### YOUR TASK
Reproduce the whole listing, character for character.

### RECORDS SUPPLIED
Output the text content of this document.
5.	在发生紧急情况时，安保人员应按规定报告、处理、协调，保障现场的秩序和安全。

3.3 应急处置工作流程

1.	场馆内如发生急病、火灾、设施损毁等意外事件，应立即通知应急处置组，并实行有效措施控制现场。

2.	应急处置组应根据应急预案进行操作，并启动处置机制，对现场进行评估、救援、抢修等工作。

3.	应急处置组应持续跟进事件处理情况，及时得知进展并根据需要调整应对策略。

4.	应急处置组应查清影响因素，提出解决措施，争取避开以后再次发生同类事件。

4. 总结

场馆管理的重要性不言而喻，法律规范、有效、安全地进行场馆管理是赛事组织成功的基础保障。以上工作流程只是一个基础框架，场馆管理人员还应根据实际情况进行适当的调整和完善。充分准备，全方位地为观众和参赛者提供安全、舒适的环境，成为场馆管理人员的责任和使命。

### ANSWER TO THIS EXERCISE
Output the text content of this document.
5.	在发生紧急情况时，安保人员应按规定报告、处理、协调，保障现场的秩序和安全。

3.3 应急处置工作流程

1.	场馆内如发生急病、火灾、设施损毁等意外事件，应立即通知应急处置组，并实行有效措施控制现场。

2.	应急处置组应根据应急预案进行操作，并启动处置机制，对现场进行评估、救援、抢修等工作。

3.	应急处置组应持续跟进事件处理情况，及时得知进展并根据需要调整应对策略。

4.	应急处置组应查清影响因素，提出解决措施，争取避开以后再次发生同类事件。

4. 总结

场馆管理的重要性不言而喻，法律规范、有效、安全地进行场馆管理是赛事组织成功的基础保障。以上工作流程只是一个基础框架，场馆管理人员还应根据实际情况进行适当的调整和完善。充分准备，全方位地为观众和参赛者提供安全、舒适的环境，成为场馆管理人员的责任和使命。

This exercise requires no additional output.